* Begin *

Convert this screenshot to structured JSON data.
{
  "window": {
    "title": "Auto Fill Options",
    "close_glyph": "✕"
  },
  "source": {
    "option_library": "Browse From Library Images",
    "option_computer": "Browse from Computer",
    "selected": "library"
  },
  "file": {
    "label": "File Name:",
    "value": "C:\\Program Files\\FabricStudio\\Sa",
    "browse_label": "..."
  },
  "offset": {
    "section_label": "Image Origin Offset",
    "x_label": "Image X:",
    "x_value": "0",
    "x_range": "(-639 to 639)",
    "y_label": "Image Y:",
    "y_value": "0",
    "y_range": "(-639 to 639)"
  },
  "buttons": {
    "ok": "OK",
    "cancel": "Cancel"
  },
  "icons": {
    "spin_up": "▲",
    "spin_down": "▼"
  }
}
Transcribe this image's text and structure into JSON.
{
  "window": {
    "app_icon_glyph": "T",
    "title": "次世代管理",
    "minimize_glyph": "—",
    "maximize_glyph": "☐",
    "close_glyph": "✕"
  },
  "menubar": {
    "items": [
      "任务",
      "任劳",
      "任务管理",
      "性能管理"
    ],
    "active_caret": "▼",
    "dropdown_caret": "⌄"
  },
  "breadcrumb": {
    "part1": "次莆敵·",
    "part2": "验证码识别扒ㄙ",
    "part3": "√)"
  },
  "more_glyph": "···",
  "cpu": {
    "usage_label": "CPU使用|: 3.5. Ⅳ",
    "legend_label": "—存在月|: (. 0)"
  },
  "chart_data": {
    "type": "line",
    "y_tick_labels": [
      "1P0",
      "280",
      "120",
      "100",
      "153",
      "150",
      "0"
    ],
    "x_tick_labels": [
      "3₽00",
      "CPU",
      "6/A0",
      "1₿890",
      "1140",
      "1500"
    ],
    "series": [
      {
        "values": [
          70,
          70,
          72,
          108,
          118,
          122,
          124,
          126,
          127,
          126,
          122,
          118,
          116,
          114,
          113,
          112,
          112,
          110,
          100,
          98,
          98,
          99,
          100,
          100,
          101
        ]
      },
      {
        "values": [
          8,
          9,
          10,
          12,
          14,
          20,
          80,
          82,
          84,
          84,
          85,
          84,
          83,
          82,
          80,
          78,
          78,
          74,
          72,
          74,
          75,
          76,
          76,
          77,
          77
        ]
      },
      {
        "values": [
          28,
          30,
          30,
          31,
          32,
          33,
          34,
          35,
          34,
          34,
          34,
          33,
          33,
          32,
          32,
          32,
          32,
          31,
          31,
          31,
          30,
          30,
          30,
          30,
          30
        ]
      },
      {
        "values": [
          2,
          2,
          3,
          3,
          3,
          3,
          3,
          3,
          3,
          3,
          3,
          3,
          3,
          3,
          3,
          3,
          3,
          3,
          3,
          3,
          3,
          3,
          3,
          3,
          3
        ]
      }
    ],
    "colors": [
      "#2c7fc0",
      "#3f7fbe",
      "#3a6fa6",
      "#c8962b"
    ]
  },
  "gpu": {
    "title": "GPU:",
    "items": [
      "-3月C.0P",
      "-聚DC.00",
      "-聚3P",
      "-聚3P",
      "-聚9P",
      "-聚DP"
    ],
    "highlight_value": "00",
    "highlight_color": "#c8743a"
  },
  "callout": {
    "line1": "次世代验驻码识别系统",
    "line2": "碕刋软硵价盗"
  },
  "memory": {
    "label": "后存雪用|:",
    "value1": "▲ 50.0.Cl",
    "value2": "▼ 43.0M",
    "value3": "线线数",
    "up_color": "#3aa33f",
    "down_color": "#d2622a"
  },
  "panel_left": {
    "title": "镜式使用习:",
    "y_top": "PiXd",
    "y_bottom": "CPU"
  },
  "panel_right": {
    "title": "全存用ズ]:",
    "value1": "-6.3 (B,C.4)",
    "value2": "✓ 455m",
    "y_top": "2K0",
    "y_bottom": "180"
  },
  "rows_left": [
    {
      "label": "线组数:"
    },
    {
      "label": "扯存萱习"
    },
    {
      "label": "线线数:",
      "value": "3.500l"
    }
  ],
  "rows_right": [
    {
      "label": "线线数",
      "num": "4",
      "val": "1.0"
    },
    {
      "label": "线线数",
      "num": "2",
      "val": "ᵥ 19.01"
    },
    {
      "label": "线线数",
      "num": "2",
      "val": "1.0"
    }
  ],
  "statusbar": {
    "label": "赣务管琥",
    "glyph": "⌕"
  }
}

* End *

EXERCISE OBJECTIVE | What is needed here is an exact reproduction of all the entries.

ANSWER IN FULL |
Convert this screenshot to structured JSON data.
{
  "window": {
    "title": "Auto Fill Options",
    "close_glyph": "✕"
  },
  "source": {
    "option_library": "Browse From Library Images",
    "option_computer": "Browse from Computer",
    "selected": "library"
  },
  "file": {
    "label": "File Name:",
    "value": "C:\\Program Files\\FabricStudio\\Sa",
    "browse_label": "..."
  },
  "offset": {
    "section_label": "Image Origin Offset",
    "x_label": "Image X:",
    "x_value": "0",
    "x_range": "(-639 to 639)",
    "y_label": "Image Y:",
    "y_value": "0",
    "y_range": "(-639 to 639)"
  },
  "buttons": {
    "ok": "OK",
    "cancel": "Cancel"
  },
  "icons": {
    "spin_up": "▲",
    "spin_down": "▼"
  }
}
Transcribe this image's text and structure into JSON.
{
  "window": {
    "app_icon_glyph": "T",
    "title": "次世代管理",
    "minimize_glyph": "—",
    "maximize_glyph": "☐",
    "close_glyph": "✕"
  },
  "menubar": {
    "items": [
      "任务",
      "任劳",
      "任务管理",
      "性能管理"
    ],
    "active_caret": "▼",
    "dropdown_caret": "⌄"
  },
  "breadcrumb": {
    "part1": "次莆敵·",
    "part2": "验证码识别扒ㄙ",
    "part3": "√)"
  },
  "more_glyph": "···",
  "cpu": {
    "usage_label": "CPU使用|: 3.5. Ⅳ",
    "legend_label": "—存在月|: (. 0)"
  },
  "chart_data": {
    "type": "line",
    "y_tick_labels": [
      "1P0",
      "280",
      "120",
      "100",
      "153",
      "150",
      "0"
    ],
    "x_tick_labels": [
      "3₽00",
      "CPU",
      "6/A0",
      "1₿890",
      "1140",
      "1500"
    ],
    "series": [
      {
        "values": [
          70,
          70,
          72,
          108,
          118,
          122,
          124,
          126,
          127,
          126,
          122,
          118,
          116,
          114,
          113,
          112,
          112,
          110,
          100,
          98,
          98,
          99,
          100,
          100,
          101
        ]
      },
      {
        "values": [
          8,
          9,
          10,
          12,
          14,
          20,
          80,
          82,
          84,
          84,
          85,
          84,
          83,
          82,
          80,
          78,
          78,
          74,
          72,
          74,
          75,
          76,
          76,
          77,
          77
        ]
      },
      {
        "values": [
          28,
          30,
          30,
          31,
          32,
          33,
          34,
          35,
          34,
          34,
          34,
          33,
          33,
          32,
          32,
          32,
          32,
          31,
          31,
          31,
          30,
          30,
          30,
          30,
          30
        ]
      },
      {
        "values": [
          2,
          2,
          3,
          3,
          3,
          3,
          3,
          3,
          3,
          3,
          3,
          3,
          3,
          3,
          3,
          3,
          3,
          3,
          3,
          3,
          3,
          3,
          3,
          3,
          3
        ]
      }
    ],
    "colors": [
      "#2c7fc0",
      "#3f7fbe",
      "#3a6fa6",
      "#c8962b"
    ]
  },
  "gpu": {
    "title": "GPU:",
    "items": [
      "-3月C.0P",
      "-聚DC.00",
      "-聚3P",
      "-聚3P",
      "-聚9P",
      "-聚DP"
    ],
    "highlight_value": "00",
    "highlight_color": "#c8743a"
  },
  "callout": {
    "line1": "次世代验驻码识别系统",
    "line2": "碕刋软硵价盗"
  },
  "memory": {
    "label": "后存雪用|:",
    "value1": "▲ 50.0.Cl",
    "value2": "▼ 43.0M",
    "value3": "线线数",
    "up_color": "#3aa33f",
    "down_color": "#d2622a"
  },
  "panel_left": {
    "title": "镜式使用习:",
    "y_top": "PiXd",
    "y_bottom": "CPU"
  },
  "panel_right": {
    "title": "全存用ズ]:",
    "value1": "-6.3 (B,C.4)",
    "value2": "✓ 455m",
    "y_top": "2K0",
    "y_bottom": "180"
  },
  "rows_left": [
    {
      "label": "线组数:"
    },
    {
      "label": "扯存萱习"
    },
    {
      "label": "线线数:",
      "value": "3.500l"
    }
  ],
  "rows_right": [
    {
      "label": "线线数",
      "num": "4",
      "val": "1.0"
    },
    {
      "label": "线线数",
      "num": "2",
      "val": "ᵥ 19.01"
    },
    {
      "label": "线线数",
      "num": "2",
      "val": "1.0"
    }
  ],
  "statusbar": {
    "label": "赣务管琥",
    "glyph": "⌕"
  }
}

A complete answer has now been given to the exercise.